Part of a data file:
= = =

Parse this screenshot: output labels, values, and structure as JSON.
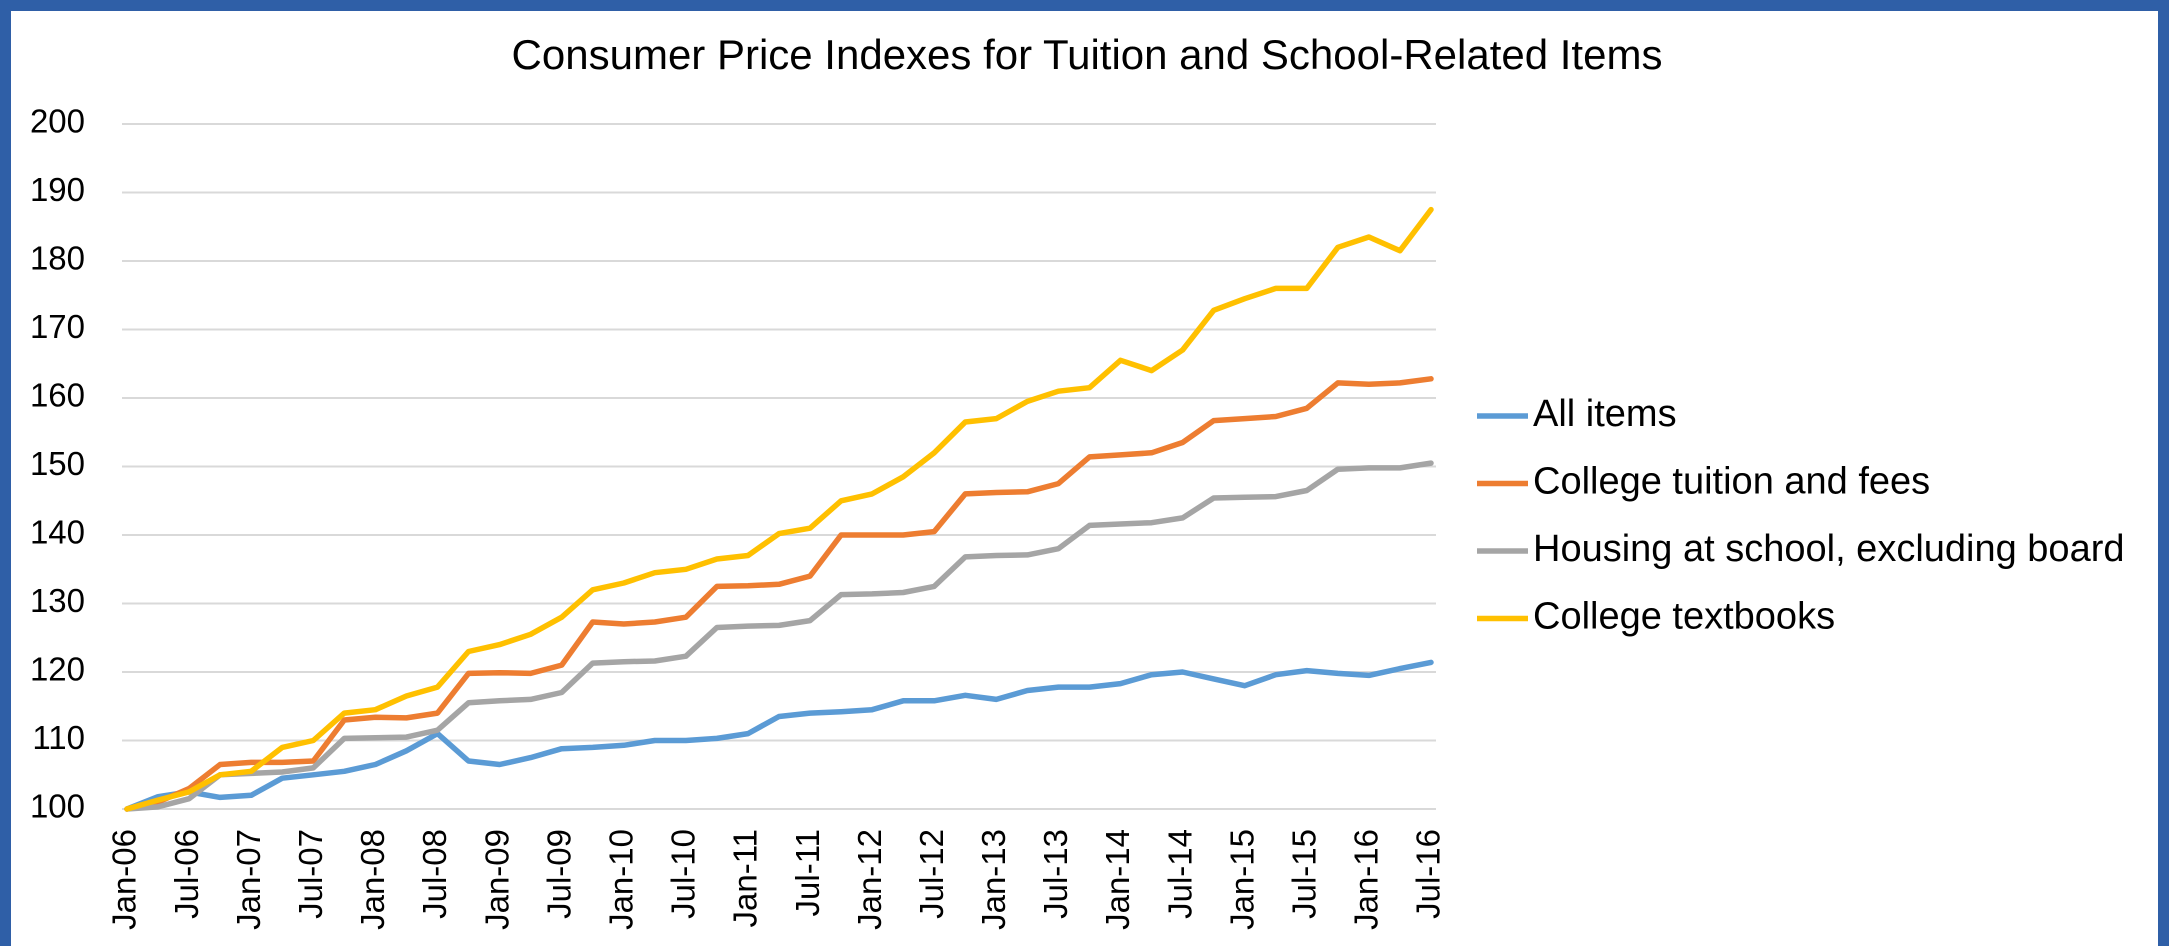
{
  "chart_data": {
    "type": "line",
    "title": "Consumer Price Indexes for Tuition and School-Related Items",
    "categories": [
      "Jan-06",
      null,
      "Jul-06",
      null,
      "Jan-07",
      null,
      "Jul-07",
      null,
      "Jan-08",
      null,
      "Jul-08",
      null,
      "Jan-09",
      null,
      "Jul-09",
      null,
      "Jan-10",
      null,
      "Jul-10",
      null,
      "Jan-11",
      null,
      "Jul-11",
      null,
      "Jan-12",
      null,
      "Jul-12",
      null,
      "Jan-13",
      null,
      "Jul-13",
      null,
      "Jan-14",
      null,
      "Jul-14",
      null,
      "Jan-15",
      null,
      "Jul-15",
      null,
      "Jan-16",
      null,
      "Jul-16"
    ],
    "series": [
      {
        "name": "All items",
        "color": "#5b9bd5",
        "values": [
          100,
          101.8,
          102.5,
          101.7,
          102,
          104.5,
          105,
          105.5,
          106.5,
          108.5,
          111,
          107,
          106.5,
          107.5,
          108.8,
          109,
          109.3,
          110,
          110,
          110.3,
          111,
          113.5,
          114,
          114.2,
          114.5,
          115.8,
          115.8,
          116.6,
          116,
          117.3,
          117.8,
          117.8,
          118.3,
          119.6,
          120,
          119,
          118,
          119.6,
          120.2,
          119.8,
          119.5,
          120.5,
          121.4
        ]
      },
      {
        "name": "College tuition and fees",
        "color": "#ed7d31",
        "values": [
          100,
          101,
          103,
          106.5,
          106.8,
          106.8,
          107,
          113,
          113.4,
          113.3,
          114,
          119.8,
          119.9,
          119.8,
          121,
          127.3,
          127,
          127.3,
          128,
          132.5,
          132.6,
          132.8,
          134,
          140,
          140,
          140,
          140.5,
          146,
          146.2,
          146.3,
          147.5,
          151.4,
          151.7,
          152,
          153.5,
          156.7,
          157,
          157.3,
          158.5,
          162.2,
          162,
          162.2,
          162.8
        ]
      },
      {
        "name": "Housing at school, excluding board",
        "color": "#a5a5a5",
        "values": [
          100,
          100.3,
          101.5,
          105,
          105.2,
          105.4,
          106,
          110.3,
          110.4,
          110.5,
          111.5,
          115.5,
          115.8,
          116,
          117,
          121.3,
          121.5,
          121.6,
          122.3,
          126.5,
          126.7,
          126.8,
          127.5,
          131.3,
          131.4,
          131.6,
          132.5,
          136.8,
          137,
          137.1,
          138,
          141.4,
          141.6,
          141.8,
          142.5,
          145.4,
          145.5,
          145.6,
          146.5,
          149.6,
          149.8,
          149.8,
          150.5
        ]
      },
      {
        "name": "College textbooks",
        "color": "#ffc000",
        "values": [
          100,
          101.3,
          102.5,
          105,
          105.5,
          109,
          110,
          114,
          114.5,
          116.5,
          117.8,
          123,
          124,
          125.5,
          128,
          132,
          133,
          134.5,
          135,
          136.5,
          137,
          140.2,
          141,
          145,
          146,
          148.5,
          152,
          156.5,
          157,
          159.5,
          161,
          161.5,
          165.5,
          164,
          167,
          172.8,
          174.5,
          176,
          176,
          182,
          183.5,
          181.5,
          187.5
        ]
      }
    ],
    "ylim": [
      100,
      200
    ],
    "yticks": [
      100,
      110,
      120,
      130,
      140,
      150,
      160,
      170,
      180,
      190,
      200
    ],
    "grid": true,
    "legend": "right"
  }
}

= = =

* [TASK DETAILS]: Each line of the data is to be duplicated exactly; pictures stay out of the copy.

* [SOLUTION]:
Parse this screenshot: output labels, values, and structure as JSON.
{
  "chart_data": {
    "type": "line",
    "title": "Consumer Price Indexes for Tuition and School-Related Items",
    "categories": [
      "Jan-06",
      null,
      "Jul-06",
      null,
      "Jan-07",
      null,
      "Jul-07",
      null,
      "Jan-08",
      null,
      "Jul-08",
      null,
      "Jan-09",
      null,
      "Jul-09",
      null,
      "Jan-10",
      null,
      "Jul-10",
      null,
      "Jan-11",
      null,
      "Jul-11",
      null,
      "Jan-12",
      null,
      "Jul-12",
      null,
      "Jan-13",
      null,
      "Jul-13",
      null,
      "Jan-14",
      null,
      "Jul-14",
      null,
      "Jan-15",
      null,
      "Jul-15",
      null,
      "Jan-16",
      null,
      "Jul-16"
    ],
    "series": [
      {
        "name": "All items",
        "color": "#5b9bd5",
        "values": [
          100,
          101.8,
          102.5,
          101.7,
          102,
          104.5,
          105,
          105.5,
          106.5,
          108.5,
          111,
          107,
          106.5,
          107.5,
          108.8,
          109,
          109.3,
          110,
          110,
          110.3,
          111,
          113.5,
          114,
          114.2,
          114.5,
          115.8,
          115.8,
          116.6,
          116,
          117.3,
          117.8,
          117.8,
          118.3,
          119.6,
          120,
          119,
          118,
          119.6,
          120.2,
          119.8,
          119.5,
          120.5,
          121.4
        ]
      },
      {
        "name": "College tuition and fees",
        "color": "#ed7d31",
        "values": [
          100,
          101,
          103,
          106.5,
          106.8,
          106.8,
          107,
          113,
          113.4,
          113.3,
          114,
          119.8,
          119.9,
          119.8,
          121,
          127.3,
          127,
          127.3,
          128,
          132.5,
          132.6,
          132.8,
          134,
          140,
          140,
          140,
          140.5,
          146,
          146.2,
          146.3,
          147.5,
          151.4,
          151.7,
          152,
          153.5,
          156.7,
          157,
          157.3,
          158.5,
          162.2,
          162,
          162.2,
          162.8
        ]
      },
      {
        "name": "Housing at school, excluding board",
        "color": "#a5a5a5",
        "values": [
          100,
          100.3,
          101.5,
          105,
          105.2,
          105.4,
          106,
          110.3,
          110.4,
          110.5,
          111.5,
          115.5,
          115.8,
          116,
          117,
          121.3,
          121.5,
          121.6,
          122.3,
          126.5,
          126.7,
          126.8,
          127.5,
          131.3,
          131.4,
          131.6,
          132.5,
          136.8,
          137,
          137.1,
          138,
          141.4,
          141.6,
          141.8,
          142.5,
          145.4,
          145.5,
          145.6,
          146.5,
          149.6,
          149.8,
          149.8,
          150.5
        ]
      },
      {
        "name": "College textbooks",
        "color": "#ffc000",
        "values": [
          100,
          101.3,
          102.5,
          105,
          105.5,
          109,
          110,
          114,
          114.5,
          116.5,
          117.8,
          123,
          124,
          125.5,
          128,
          132,
          133,
          134.5,
          135,
          136.5,
          137,
          140.2,
          141,
          145,
          146,
          148.5,
          152,
          156.5,
          157,
          159.5,
          161,
          161.5,
          165.5,
          164,
          167,
          172.8,
          174.5,
          176,
          176,
          182,
          183.5,
          181.5,
          187.5
        ]
      }
    ],
    "ylim": [
      100,
      200
    ],
    "yticks": [
      100,
      110,
      120,
      130,
      140,
      150,
      160,
      170,
      180,
      190,
      200
    ],
    "grid": true,
    "legend": "right"
  }
}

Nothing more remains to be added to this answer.